Reproduce every record below exactly as written, but leave out any pictures.

Extracted data entries:
•••
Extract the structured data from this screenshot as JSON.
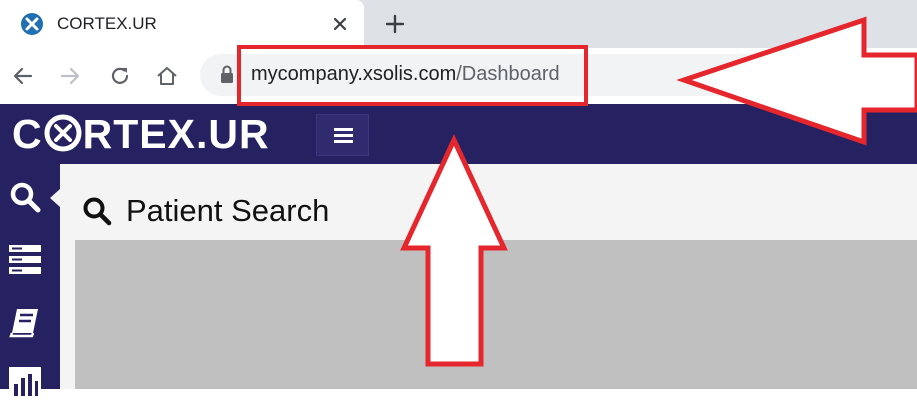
{
  "browser": {
    "tab": {
      "title": "CORTEX.UR",
      "favicon": "xsolis-x-icon"
    },
    "toolbar": {
      "back_icon": "back-arrow-icon",
      "forward_icon": "forward-arrow-icon",
      "reload_icon": "reload-icon",
      "home_icon": "home-icon",
      "lock_icon": "lock-icon"
    },
    "address": {
      "domain": "mycompany.xsolis.com",
      "path": "/Dashboard"
    }
  },
  "app": {
    "brand": {
      "prefix": "C",
      "suffix": "RTEX.UR"
    },
    "colors": {
      "navbar": "#262262",
      "content_bg": "#f4f4f4",
      "annotation": "#e6262d"
    },
    "sidebar": [
      {
        "icon": "search-icon",
        "active": true
      },
      {
        "icon": "list-icon"
      },
      {
        "icon": "book-icon"
      },
      {
        "icon": "chart-icon"
      }
    ],
    "page": {
      "title": "Patient Search",
      "title_icon": "search-icon"
    }
  },
  "annotations": [
    "url-highlight-box",
    "left-pointing-arrow",
    "up-pointing-arrow"
  ]
}
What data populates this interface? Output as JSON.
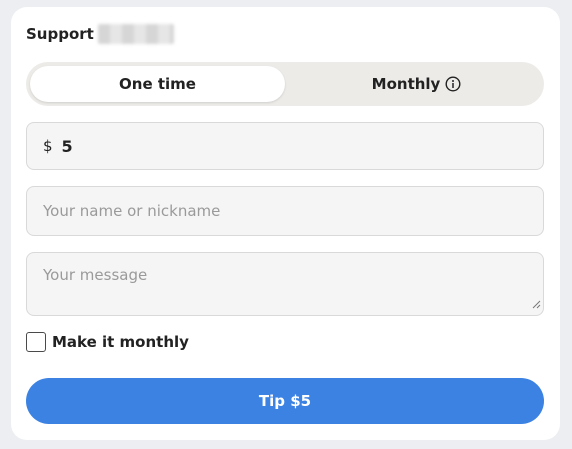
{
  "header": {
    "title": "Support",
    "blurred_name": ""
  },
  "frequency": {
    "options": [
      {
        "label": "One time",
        "selected": true
      },
      {
        "label": "Monthly",
        "selected": false,
        "icon": "info-icon"
      }
    ]
  },
  "amount": {
    "currency": "$",
    "value": "5"
  },
  "name_field": {
    "placeholder": "Your name or nickname",
    "value": ""
  },
  "message_field": {
    "placeholder": "Your message",
    "value": ""
  },
  "monthly_checkbox": {
    "label": "Make it monthly",
    "checked": false
  },
  "submit": {
    "label": "Tip $5"
  },
  "colors": {
    "accent": "#3b82e3",
    "card": "#ffffff",
    "field_bg": "#f5f5f5",
    "toggle_bg": "#ecebe8"
  }
}
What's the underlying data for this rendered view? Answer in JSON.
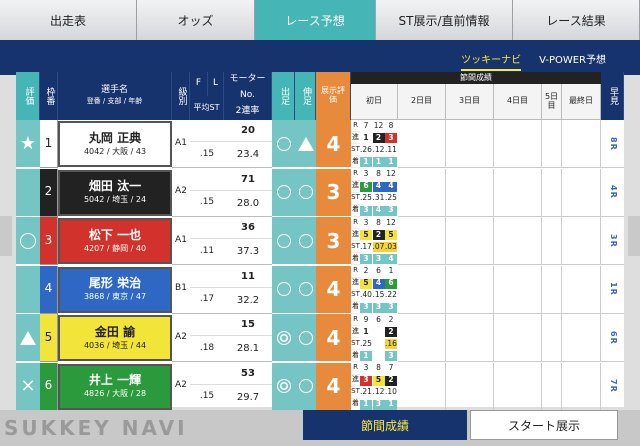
•••
### EXERCISE OUTPUT
Extract the structured data from this screenshot as JSON.
{
  "browser": {
    "tab": {
      "title": "CORTEX.UR",
      "favicon": "xsolis-x-icon"
    },
    "toolbar": {
      "back_icon": "back-arrow-icon",
      "forward_icon": "forward-arrow-icon",
      "reload_icon": "reload-icon",
      "home_icon": "home-icon",
      "lock_icon": "lock-icon"
    },
    "address": {
      "domain": "mycompany.xsolis.com",
      "path": "/Dashboard"
    }
  },
  "app": {
    "brand": {
      "prefix": "C",
      "suffix": "RTEX.UR"
    },
    "colors": {
      "navbar": "#262262",
      "content_bg": "#f4f4f4",
      "annotation": "#e6262d"
    },
    "sidebar": [
      {
        "icon": "search-icon",
        "active": true
      },
      {
        "icon": "list-icon"
      },
      {
        "icon": "book-icon"
      },
      {
        "icon": "chart-icon"
      }
    ],
    "page": {
      "title": "Patient Search",
      "title_icon": "search-icon"
    }
  },
  "annotations": [
    "url-highlight-box",
    "left-pointing-arrow",
    "up-pointing-arrow"
  ]
}
What data populates this interface? Output as JSON.
{
  "header": {
    "title": "Support",
    "blurred_name": ""
  },
  "frequency": {
    "options": [
      {
        "label": "One time",
        "selected": true
      },
      {
        "label": "Monthly",
        "selected": false,
        "icon": "info-icon"
      }
    ]
  },
  "amount": {
    "currency": "$",
    "value": "5"
  },
  "name_field": {
    "placeholder": "Your name or nickname",
    "value": ""
  },
  "message_field": {
    "placeholder": "Your message",
    "value": ""
  },
  "monthly_checkbox": {
    "label": "Make it monthly",
    "checked": false
  },
  "submit": {
    "label": "Tip $5"
  },
  "colors": {
    "accent": "#3b82e3",
    "card": "#ffffff",
    "field_bg": "#f5f5f5",
    "toggle_bg": "#ecebe8"
  }
}
What's the underlying data for this rendered view? Answer in JSON.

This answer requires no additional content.